>> Begin SUPPLIED INFORMATION

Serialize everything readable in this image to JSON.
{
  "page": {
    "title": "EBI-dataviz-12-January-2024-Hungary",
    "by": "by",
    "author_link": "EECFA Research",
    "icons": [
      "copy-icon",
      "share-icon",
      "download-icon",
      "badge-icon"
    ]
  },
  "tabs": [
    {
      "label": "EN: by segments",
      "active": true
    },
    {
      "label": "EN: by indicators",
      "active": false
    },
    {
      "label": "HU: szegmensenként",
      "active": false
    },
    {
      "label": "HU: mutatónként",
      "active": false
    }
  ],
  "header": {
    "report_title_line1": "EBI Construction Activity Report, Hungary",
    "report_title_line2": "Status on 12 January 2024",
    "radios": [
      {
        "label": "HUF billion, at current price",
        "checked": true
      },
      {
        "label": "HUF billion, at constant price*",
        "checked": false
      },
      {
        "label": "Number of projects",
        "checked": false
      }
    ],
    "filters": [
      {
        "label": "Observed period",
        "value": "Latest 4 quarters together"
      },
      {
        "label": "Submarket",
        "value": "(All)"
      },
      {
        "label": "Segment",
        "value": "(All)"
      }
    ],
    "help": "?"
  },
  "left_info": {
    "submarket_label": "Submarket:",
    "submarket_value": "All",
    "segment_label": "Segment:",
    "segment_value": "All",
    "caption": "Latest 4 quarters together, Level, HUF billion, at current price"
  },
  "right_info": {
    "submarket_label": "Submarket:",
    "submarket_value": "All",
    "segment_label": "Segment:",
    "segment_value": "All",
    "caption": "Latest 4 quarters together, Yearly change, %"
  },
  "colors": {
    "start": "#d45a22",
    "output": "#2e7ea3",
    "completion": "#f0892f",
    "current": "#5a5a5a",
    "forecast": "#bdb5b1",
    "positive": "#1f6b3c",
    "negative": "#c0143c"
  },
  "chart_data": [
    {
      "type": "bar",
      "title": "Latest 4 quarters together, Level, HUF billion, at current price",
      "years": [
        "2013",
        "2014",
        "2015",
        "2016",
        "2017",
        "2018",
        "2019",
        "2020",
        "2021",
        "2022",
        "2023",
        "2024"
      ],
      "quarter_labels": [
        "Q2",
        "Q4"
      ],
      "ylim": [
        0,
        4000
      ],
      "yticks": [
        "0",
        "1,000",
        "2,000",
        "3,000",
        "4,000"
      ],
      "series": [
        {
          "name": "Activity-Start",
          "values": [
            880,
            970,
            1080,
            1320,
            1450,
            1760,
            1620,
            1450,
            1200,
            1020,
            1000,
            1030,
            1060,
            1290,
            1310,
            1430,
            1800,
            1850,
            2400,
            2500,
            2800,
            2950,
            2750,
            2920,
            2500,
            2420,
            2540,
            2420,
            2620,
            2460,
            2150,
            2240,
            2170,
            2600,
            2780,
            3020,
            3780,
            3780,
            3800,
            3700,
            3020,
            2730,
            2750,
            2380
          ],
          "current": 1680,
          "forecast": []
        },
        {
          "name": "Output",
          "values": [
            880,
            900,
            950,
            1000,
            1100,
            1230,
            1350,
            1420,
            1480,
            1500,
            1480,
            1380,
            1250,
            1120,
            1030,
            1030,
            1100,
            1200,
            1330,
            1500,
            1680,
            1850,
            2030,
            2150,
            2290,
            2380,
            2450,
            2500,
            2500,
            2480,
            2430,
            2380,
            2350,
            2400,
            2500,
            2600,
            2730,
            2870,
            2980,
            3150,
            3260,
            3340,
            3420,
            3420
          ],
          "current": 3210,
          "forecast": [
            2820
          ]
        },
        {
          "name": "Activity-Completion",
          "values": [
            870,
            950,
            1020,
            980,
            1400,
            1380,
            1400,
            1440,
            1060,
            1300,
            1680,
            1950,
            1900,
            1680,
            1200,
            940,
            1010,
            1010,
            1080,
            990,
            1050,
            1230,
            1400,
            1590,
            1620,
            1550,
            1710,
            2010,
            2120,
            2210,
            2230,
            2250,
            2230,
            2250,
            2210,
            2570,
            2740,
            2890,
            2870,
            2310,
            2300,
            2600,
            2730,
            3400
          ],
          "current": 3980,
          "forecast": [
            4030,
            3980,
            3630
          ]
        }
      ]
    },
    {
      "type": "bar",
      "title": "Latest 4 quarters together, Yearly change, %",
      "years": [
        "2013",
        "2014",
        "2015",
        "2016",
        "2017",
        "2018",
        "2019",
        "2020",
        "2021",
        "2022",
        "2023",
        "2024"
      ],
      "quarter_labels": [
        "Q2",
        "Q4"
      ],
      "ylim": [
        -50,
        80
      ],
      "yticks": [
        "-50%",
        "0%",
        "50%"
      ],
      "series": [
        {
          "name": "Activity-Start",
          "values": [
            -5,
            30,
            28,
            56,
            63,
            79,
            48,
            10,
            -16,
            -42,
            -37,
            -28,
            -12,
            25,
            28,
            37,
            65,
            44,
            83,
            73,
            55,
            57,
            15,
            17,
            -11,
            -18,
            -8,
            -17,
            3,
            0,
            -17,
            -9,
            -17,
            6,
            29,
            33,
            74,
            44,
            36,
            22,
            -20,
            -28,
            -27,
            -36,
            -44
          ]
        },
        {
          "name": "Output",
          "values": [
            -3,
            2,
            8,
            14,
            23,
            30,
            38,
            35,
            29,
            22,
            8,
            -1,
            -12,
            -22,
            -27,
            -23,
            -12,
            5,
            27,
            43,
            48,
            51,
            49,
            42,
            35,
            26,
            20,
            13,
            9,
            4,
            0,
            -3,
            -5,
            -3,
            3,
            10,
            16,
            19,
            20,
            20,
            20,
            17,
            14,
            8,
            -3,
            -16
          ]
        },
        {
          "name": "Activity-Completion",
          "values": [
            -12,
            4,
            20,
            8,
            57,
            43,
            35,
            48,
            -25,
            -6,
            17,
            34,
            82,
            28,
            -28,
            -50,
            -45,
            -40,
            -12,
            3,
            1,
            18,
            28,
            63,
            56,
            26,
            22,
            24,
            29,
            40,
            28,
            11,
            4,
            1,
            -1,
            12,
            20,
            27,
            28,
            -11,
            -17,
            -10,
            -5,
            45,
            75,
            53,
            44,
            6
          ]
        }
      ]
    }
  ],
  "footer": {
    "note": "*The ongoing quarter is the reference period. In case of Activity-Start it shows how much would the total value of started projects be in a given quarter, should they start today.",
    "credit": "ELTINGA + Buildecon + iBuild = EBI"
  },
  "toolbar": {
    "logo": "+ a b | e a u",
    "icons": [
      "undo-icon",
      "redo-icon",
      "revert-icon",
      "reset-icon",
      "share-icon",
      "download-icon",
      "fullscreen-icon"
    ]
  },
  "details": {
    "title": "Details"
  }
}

>> End SUPPLIED INFORMATION

§ **TASK DIRECTIONS**
Find every line that has "Yearly" in it, then return those lines.

§ **CORRECT RESULT**
    "caption": "Latest 4 quarters together, Yearly change, %"
      "title": "Latest 4 quarters together, Yearly change, %",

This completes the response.